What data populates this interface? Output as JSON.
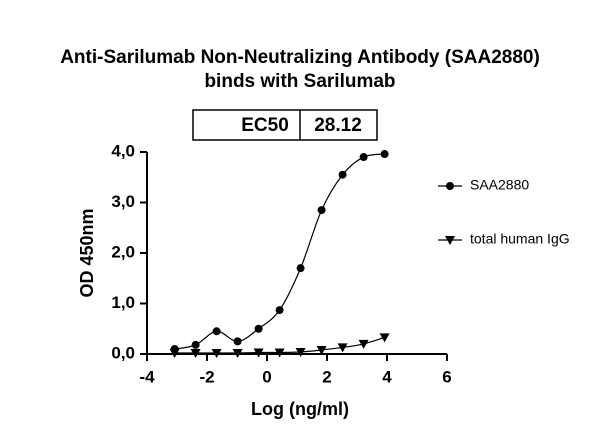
{
  "chart_data": {
    "type": "scatter",
    "title": [
      "Anti-Sarilumab Non-Neutralizing Antibody (SAA2880)",
      "binds with Sarilumab"
    ],
    "table": [
      "EC50",
      "28.12"
    ],
    "x_label": "Log (ng/ml)",
    "y_label": "OD 450nm",
    "xlim": [
      -4,
      6
    ],
    "xticks": [
      -4,
      -2,
      0,
      2,
      4,
      6
    ],
    "ylim": [
      0,
      4
    ],
    "yticks": [
      {
        "value": 0,
        "label": "0,0"
      },
      {
        "value": 1,
        "label": "1,0"
      },
      {
        "value": 2,
        "label": "2,0"
      },
      {
        "value": 3,
        "label": "3,0"
      },
      {
        "value": 4,
        "label": "4,0"
      }
    ],
    "series": [
      {
        "name": "SAA2880",
        "color": "#000000",
        "marker": "circle",
        "x": [
          -3.08,
          -2.38,
          -1.68,
          -0.98,
          -0.28,
          0.42,
          1.12,
          1.82,
          2.52,
          3.22,
          3.92
        ],
        "values": [
          0.1,
          0.18,
          0.45,
          0.25,
          0.5,
          0.87,
          1.7,
          2.85,
          3.55,
          3.9,
          3.96
        ]
      },
      {
        "name": "total human IgG",
        "color": "#000000",
        "marker": "triangle-down",
        "x": [
          -3.08,
          -2.38,
          -1.68,
          -0.98,
          -0.28,
          0.42,
          1.12,
          1.82,
          2.52,
          3.22,
          3.92
        ],
        "values": [
          0.02,
          0.02,
          0.02,
          0.02,
          0.03,
          0.03,
          0.04,
          0.08,
          0.13,
          0.2,
          0.33
        ]
      }
    ]
  }
}
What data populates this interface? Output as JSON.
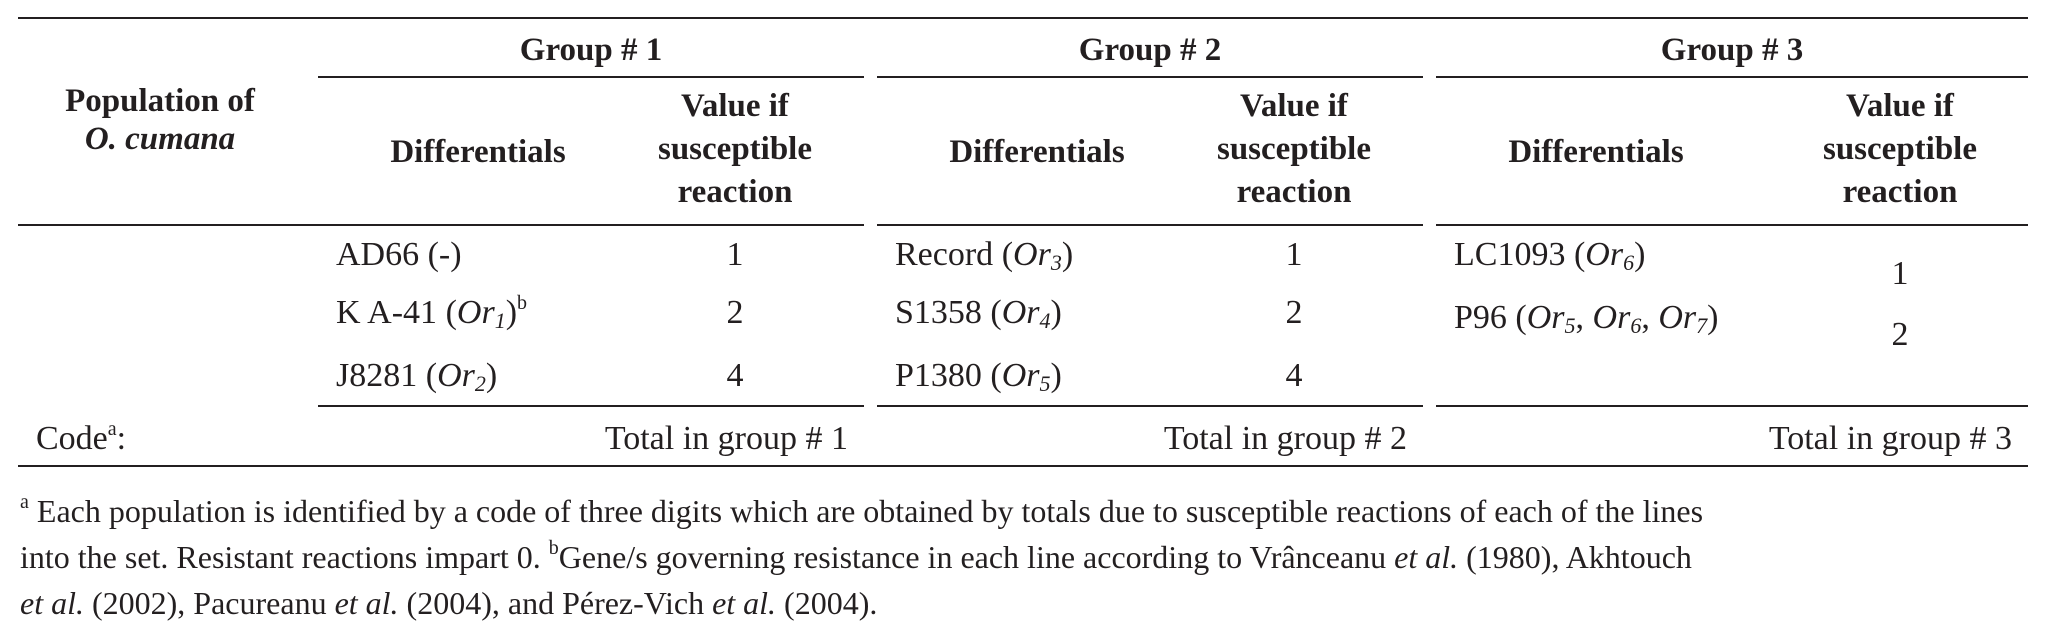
{
  "table": {
    "row_header": {
      "line1": "Population of",
      "line2": "O. cumana"
    },
    "groups": [
      {
        "title": "Group # 1",
        "col_differentials": "Differentials",
        "col_value": [
          "Value if",
          "susceptible",
          "reaction"
        ],
        "rows": [
          {
            "name": "AD66",
            "gene_prefix": " (-)",
            "gene": "",
            "value": "1"
          },
          {
            "name": "K A-41",
            "gene": "Or",
            "gene_sub": "1",
            "gene_sup": "b",
            "value": "2"
          },
          {
            "name": "J8281",
            "gene": "Or",
            "gene_sub": "2",
            "value": "4"
          }
        ],
        "total_label": "Total in group # 1"
      },
      {
        "title": "Group # 2",
        "col_differentials": "Differentials",
        "col_value": [
          "Value if",
          "susceptible",
          "reaction"
        ],
        "rows": [
          {
            "name": "Record",
            "gene": "Or",
            "gene_sub": "3",
            "value": "1"
          },
          {
            "name": "S1358",
            "gene": "Or",
            "gene_sub": "4",
            "value": "2"
          },
          {
            "name": "P1380",
            "gene": "Or",
            "gene_sub": "5",
            "value": "4"
          }
        ],
        "total_label": "Total in group # 2"
      },
      {
        "title": "Group # 3",
        "col_differentials": "Differentials",
        "col_value": [
          "Value if",
          "susceptible",
          "reaction"
        ],
        "rows": [
          {
            "name": "LC1093",
            "gene": "Or",
            "gene_sub": "6",
            "value": "1"
          },
          {
            "name": "P96",
            "genes": [
              {
                "gene": "Or",
                "gene_sub": "5"
              },
              {
                "gene": "Or",
                "gene_sub": "6"
              },
              {
                "gene": "Or",
                "gene_sub": "7"
              }
            ],
            "value": "2"
          }
        ],
        "total_label": "Total in group # 3"
      }
    ],
    "code_label": "Code",
    "code_sup": "a",
    "code_colon": ":"
  },
  "footnote": {
    "a_mark": "a",
    "a_text_1": " Each population is identified by a code of three digits which are obtained by totals due to susceptible reactions of each of the lines",
    "a_text_2": "into the set. Resistant reactions impart 0. ",
    "b_mark": "b",
    "b_text_1": "Gene/s governing resistance in each line according to Vrânceanu ",
    "etal": "et al.",
    "b_year_1": " (1980), Akhtouch",
    "b_year_2": " (2002), Pacureanu ",
    "b_year_3": " (2004), and Pérez-Vich ",
    "b_year_4": " (2004)."
  }
}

**TASK OBJECTIVE**
Every line in the listing above that mentions "Sarilumab" should be returned.

**RESULT FOR THIS TASK**
      "Anti-Sarilumab Non-Neutralizing Antibody (SAA2880)",
      "binds with Sarilumab"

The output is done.